---- Input rows

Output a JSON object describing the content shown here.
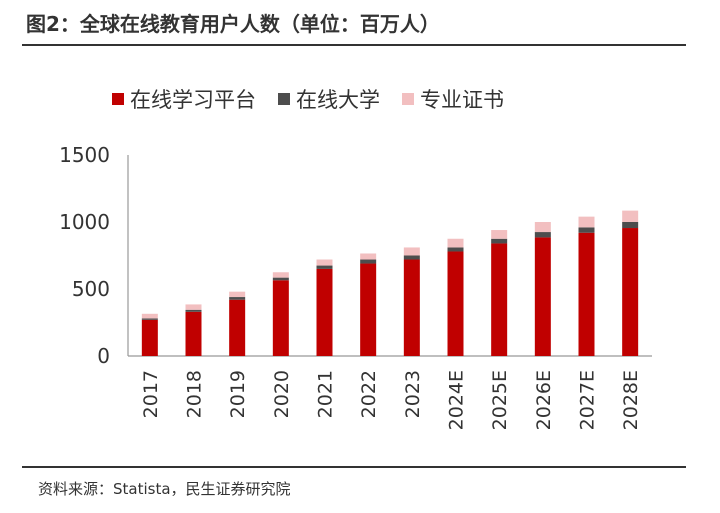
{
  "title": "图2：全球在线教育用户人数（单位：百万人）",
  "source": "资料来源：Statista，民生证券研究院",
  "colors": {
    "platform": "#C00000",
    "university": "#4D4D4D",
    "certificate": "#F2BFC0",
    "axis": "#999999"
  },
  "chart_data": {
    "type": "bar",
    "stacked": true,
    "title": "全球在线教育用户人数（单位：百万人）",
    "xlabel": "",
    "ylabel": "",
    "ylim": [
      0,
      1500
    ],
    "yticks": [
      0,
      500,
      1000,
      1500
    ],
    "grid": false,
    "legend_position": "top",
    "categories": [
      "2017",
      "2018",
      "2019",
      "2020",
      "2021",
      "2022",
      "2023",
      "2024E",
      "2025E",
      "2026E",
      "2027E",
      "2028E"
    ],
    "series": [
      {
        "name": "在线学习平台",
        "color": "#C00000",
        "values": [
          270,
          330,
          420,
          565,
          650,
          690,
          720,
          780,
          840,
          885,
          920,
          955
        ]
      },
      {
        "name": "在线大学",
        "color": "#4D4D4D",
        "values": [
          10,
          15,
          20,
          20,
          25,
          30,
          30,
          30,
          35,
          40,
          40,
          45
        ]
      },
      {
        "name": "专业证书",
        "color": "#F2BFC0",
        "values": [
          35,
          40,
          40,
          40,
          45,
          45,
          60,
          65,
          65,
          75,
          80,
          85
        ]
      }
    ]
  }
}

--------

__Task to carry out__.
In the listing, find every line containing the word "全球在线教育用户人数" and list it.

__The output__.
  "title": "图2：全球在线教育用户人数（单位：百万人）",
    "title": "全球在线教育用户人数（单位：百万人）",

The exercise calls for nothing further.